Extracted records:
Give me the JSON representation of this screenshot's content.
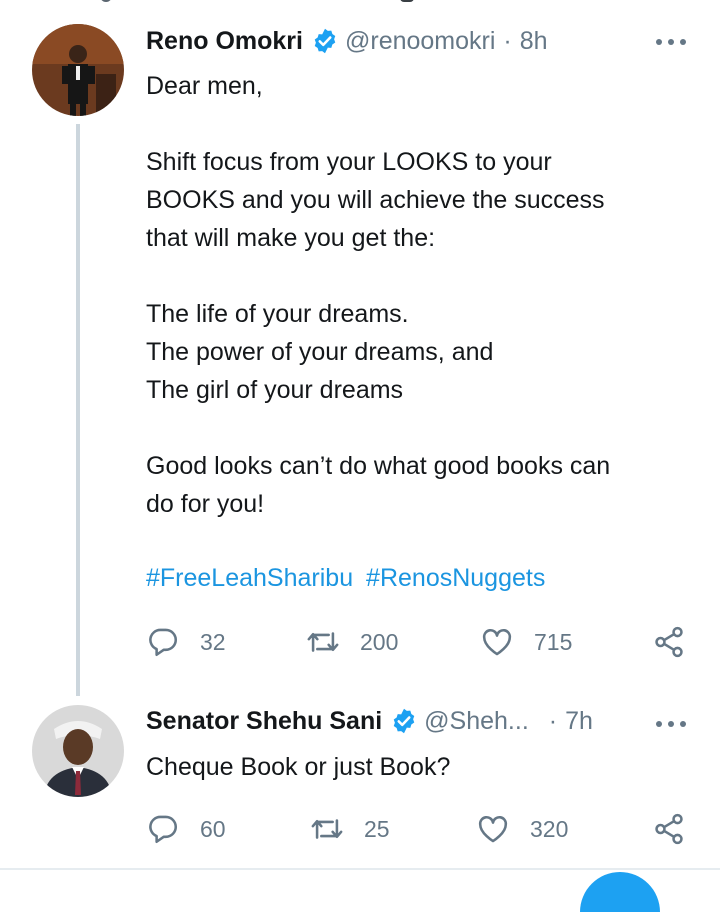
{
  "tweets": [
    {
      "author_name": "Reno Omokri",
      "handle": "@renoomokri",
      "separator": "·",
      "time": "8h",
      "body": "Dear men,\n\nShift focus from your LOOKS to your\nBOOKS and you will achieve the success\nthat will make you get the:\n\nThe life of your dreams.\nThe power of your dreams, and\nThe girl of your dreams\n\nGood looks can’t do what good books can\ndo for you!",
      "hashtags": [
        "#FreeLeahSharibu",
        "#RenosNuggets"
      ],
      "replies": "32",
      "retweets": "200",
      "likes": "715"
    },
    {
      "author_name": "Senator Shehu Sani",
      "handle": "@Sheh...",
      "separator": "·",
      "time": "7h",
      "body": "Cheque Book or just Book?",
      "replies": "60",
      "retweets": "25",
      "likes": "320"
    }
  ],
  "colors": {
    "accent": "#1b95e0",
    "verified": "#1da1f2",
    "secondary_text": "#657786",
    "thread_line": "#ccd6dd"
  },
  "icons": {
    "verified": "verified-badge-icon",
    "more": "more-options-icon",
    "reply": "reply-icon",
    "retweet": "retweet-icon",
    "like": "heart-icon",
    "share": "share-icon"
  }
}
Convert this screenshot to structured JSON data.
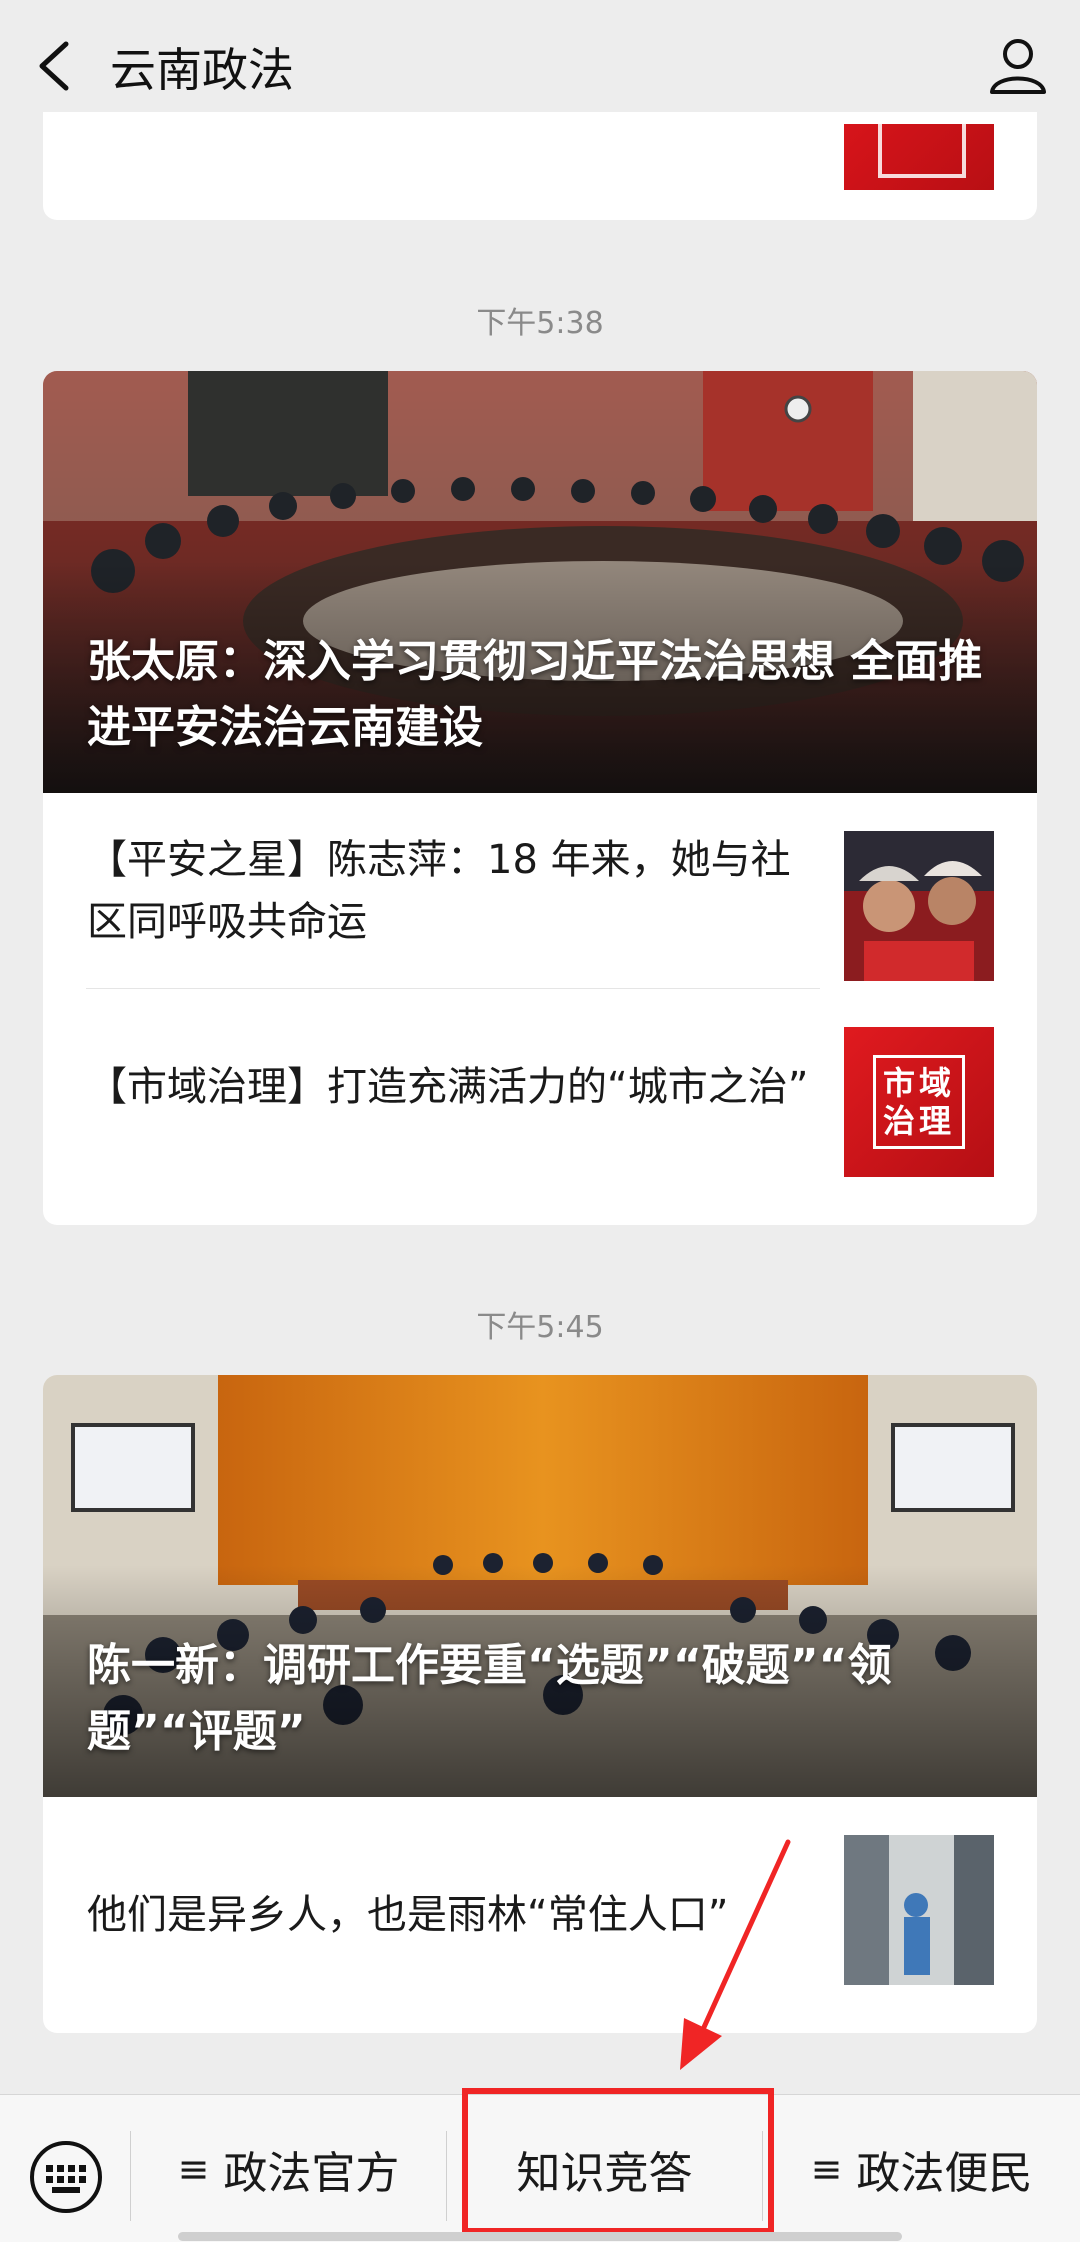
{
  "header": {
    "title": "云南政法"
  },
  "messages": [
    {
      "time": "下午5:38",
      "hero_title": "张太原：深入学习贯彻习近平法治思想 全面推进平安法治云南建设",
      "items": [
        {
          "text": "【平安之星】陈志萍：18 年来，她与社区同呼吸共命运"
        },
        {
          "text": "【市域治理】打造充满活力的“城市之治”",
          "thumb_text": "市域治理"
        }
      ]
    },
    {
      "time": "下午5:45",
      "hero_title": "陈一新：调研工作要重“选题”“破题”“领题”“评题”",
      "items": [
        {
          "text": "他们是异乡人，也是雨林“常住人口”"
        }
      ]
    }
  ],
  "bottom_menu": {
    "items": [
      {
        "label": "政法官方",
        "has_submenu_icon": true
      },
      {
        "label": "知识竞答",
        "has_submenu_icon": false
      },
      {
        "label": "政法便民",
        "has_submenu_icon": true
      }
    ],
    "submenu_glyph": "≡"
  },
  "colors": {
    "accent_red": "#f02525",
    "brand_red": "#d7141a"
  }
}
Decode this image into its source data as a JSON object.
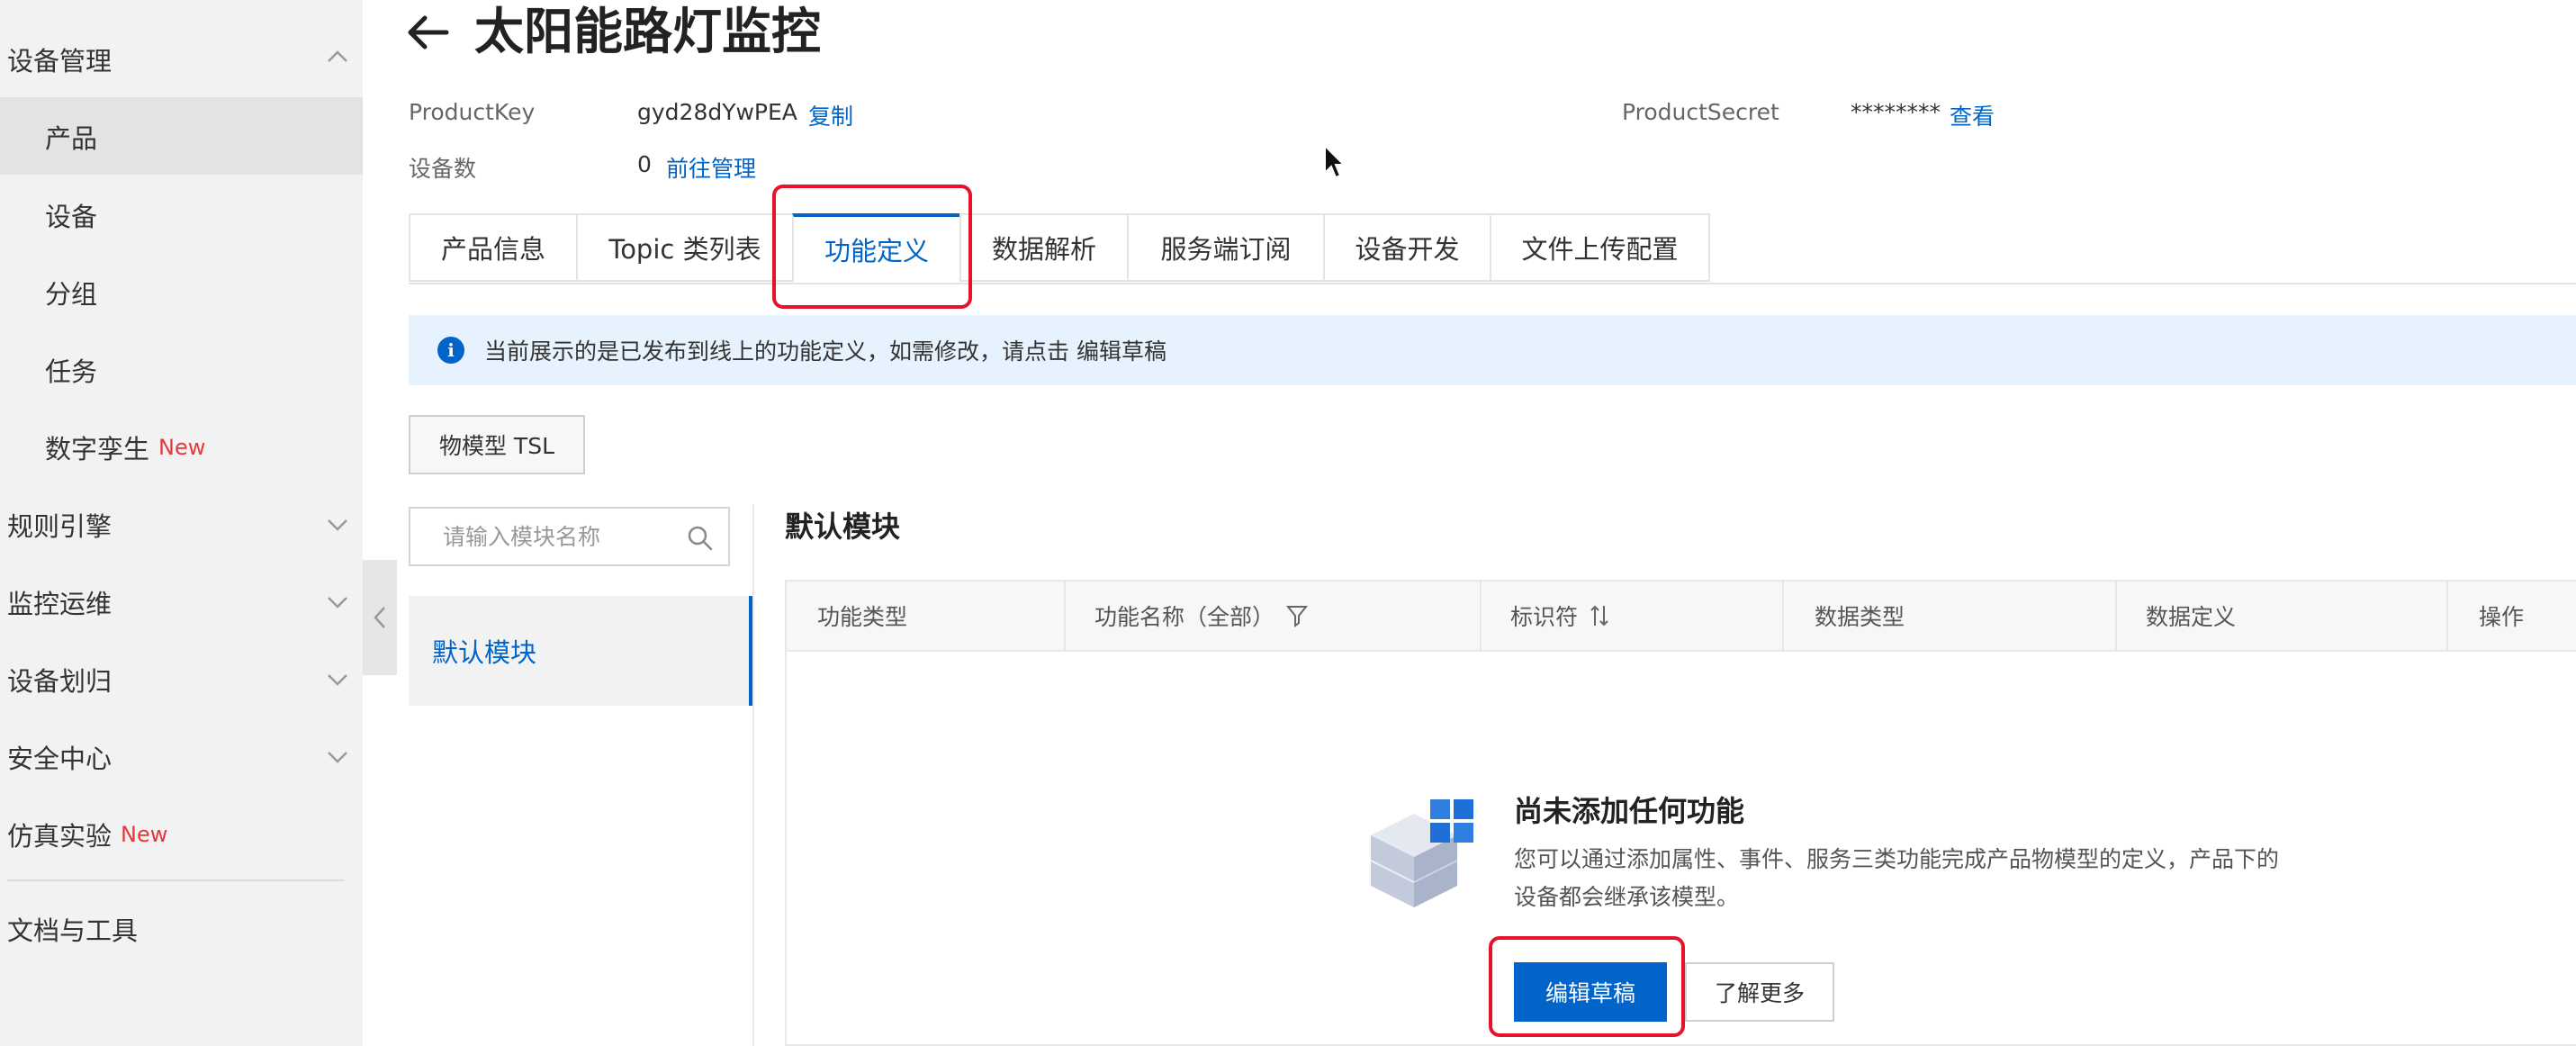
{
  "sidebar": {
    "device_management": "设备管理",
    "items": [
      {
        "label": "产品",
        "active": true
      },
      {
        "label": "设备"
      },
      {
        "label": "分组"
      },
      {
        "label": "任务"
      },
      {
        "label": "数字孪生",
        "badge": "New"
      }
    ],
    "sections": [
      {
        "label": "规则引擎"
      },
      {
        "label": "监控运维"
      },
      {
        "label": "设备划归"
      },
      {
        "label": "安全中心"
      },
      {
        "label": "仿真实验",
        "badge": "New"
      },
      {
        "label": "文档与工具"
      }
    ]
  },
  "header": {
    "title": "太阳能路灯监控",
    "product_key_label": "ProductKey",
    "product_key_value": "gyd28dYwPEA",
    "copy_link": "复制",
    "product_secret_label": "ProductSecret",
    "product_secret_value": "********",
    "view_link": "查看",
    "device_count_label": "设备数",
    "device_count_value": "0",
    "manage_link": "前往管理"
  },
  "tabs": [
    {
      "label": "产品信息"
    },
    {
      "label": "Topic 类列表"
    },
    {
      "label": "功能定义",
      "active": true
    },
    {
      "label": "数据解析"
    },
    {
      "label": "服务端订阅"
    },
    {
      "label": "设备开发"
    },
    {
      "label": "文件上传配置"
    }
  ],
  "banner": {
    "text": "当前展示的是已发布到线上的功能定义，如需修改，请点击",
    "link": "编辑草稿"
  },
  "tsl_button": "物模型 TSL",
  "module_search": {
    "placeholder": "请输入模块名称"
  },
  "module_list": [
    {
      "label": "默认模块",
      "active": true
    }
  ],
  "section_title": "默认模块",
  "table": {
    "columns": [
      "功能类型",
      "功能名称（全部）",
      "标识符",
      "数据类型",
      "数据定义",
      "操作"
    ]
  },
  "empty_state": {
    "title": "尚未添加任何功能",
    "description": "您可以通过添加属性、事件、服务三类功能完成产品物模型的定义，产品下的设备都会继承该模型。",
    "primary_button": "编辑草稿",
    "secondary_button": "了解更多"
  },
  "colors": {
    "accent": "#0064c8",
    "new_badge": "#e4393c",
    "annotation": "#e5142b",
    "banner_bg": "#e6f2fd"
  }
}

# [GOAL]
Give all the entries again exactly, dropping each picture.

# [EXERCISE RESPONSE]
Give me the JSON representation of this screenshot's content.
{
  "tweets": [
    {
      "author_name": "Reno Omokri",
      "handle": "@renoomokri",
      "separator": "·",
      "time": "8h",
      "body": "Dear men,\n\nShift focus from your LOOKS to your\nBOOKS and you will achieve the success\nthat will make you get the:\n\nThe life of your dreams.\nThe power of your dreams, and\nThe girl of your dreams\n\nGood looks can’t do what good books can\ndo for you!",
      "hashtags": [
        "#FreeLeahSharibu",
        "#RenosNuggets"
      ],
      "replies": "32",
      "retweets": "200",
      "likes": "715"
    },
    {
      "author_name": "Senator Shehu Sani",
      "handle": "@Sheh...",
      "separator": "·",
      "time": "7h",
      "body": "Cheque Book or just Book?",
      "replies": "60",
      "retweets": "25",
      "likes": "320"
    }
  ],
  "colors": {
    "accent": "#1b95e0",
    "verified": "#1da1f2",
    "secondary_text": "#657786",
    "thread_line": "#ccd6dd"
  },
  "icons": {
    "verified": "verified-badge-icon",
    "more": "more-options-icon",
    "reply": "reply-icon",
    "retweet": "retweet-icon",
    "like": "heart-icon",
    "share": "share-icon"
  }
}
Convert this screenshot to structured JSON data.
{
  "header": {
    "title": "云南政法"
  },
  "messages": [
    {
      "time": "下午5:38",
      "hero_title": "张太原：深入学习贯彻习近平法治思想 全面推进平安法治云南建设",
      "items": [
        {
          "text": "【平安之星】陈志萍：18 年来，她与社区同呼吸共命运"
        },
        {
          "text": "【市域治理】打造充满活力的“城市之治”",
          "thumb_text": "市域治理"
        }
      ]
    },
    {
      "time": "下午5:45",
      "hero_title": "陈一新：调研工作要重“选题”“破题”“领题”“评题”",
      "items": [
        {
          "text": "他们是异乡人，也是雨林“常住人口”"
        }
      ]
    }
  ],
  "bottom_menu": {
    "items": [
      {
        "label": "政法官方",
        "has_submenu_icon": true
      },
      {
        "label": "知识竞答",
        "has_submenu_icon": false
      },
      {
        "label": "政法便民",
        "has_submenu_icon": true
      }
    ],
    "submenu_glyph": "≡"
  },
  "colors": {
    "accent_red": "#f02525",
    "brand_red": "#d7141a"
  }
}
Decode this image into its source data as a JSON object.
{
  "sidebar": {
    "device_management": "设备管理",
    "items": [
      {
        "label": "产品",
        "active": true
      },
      {
        "label": "设备"
      },
      {
        "label": "分组"
      },
      {
        "label": "任务"
      },
      {
        "label": "数字孪生",
        "badge": "New"
      }
    ],
    "sections": [
      {
        "label": "规则引擎"
      },
      {
        "label": "监控运维"
      },
      {
        "label": "设备划归"
      },
      {
        "label": "安全中心"
      },
      {
        "label": "仿真实验",
        "badge": "New"
      },
      {
        "label": "文档与工具"
      }
    ]
  },
  "header": {
    "title": "太阳能路灯监控",
    "product_key_label": "ProductKey",
    "product_key_value": "gyd28dYwPEA",
    "copy_link": "复制",
    "product_secret_label": "ProductSecret",
    "product_secret_value": "********",
    "view_link": "查看",
    "device_count_label": "设备数",
    "device_count_value": "0",
    "manage_link": "前往管理"
  },
  "tabs": [
    {
      "label": "产品信息"
    },
    {
      "label": "Topic 类列表"
    },
    {
      "label": "功能定义",
      "active": true
    },
    {
      "label": "数据解析"
    },
    {
      "label": "服务端订阅"
    },
    {
      "label": "设备开发"
    },
    {
      "label": "文件上传配置"
    }
  ],
  "banner": {
    "text": "当前展示的是已发布到线上的功能定义，如需修改，请点击",
    "link": "编辑草稿"
  },
  "tsl_button": "物模型 TSL",
  "module_search": {
    "placeholder": "请输入模块名称"
  },
  "module_list": [
    {
      "label": "默认模块",
      "active": true
    }
  ],
  "section_title": "默认模块",
  "table": {
    "columns": [
      "功能类型",
      "功能名称（全部）",
      "标识符",
      "数据类型",
      "数据定义",
      "操作"
    ]
  },
  "empty_state": {
    "title": "尚未添加任何功能",
    "description": "您可以通过添加属性、事件、服务三类功能完成产品物模型的定义，产品下的设备都会继承该模型。",
    "primary_button": "编辑草稿",
    "secondary_button": "了解更多"
  },
  "colors": {
    "accent": "#0064c8",
    "new_badge": "#e4393c",
    "annotation": "#e5142b",
    "banner_bg": "#e6f2fd"
  }
}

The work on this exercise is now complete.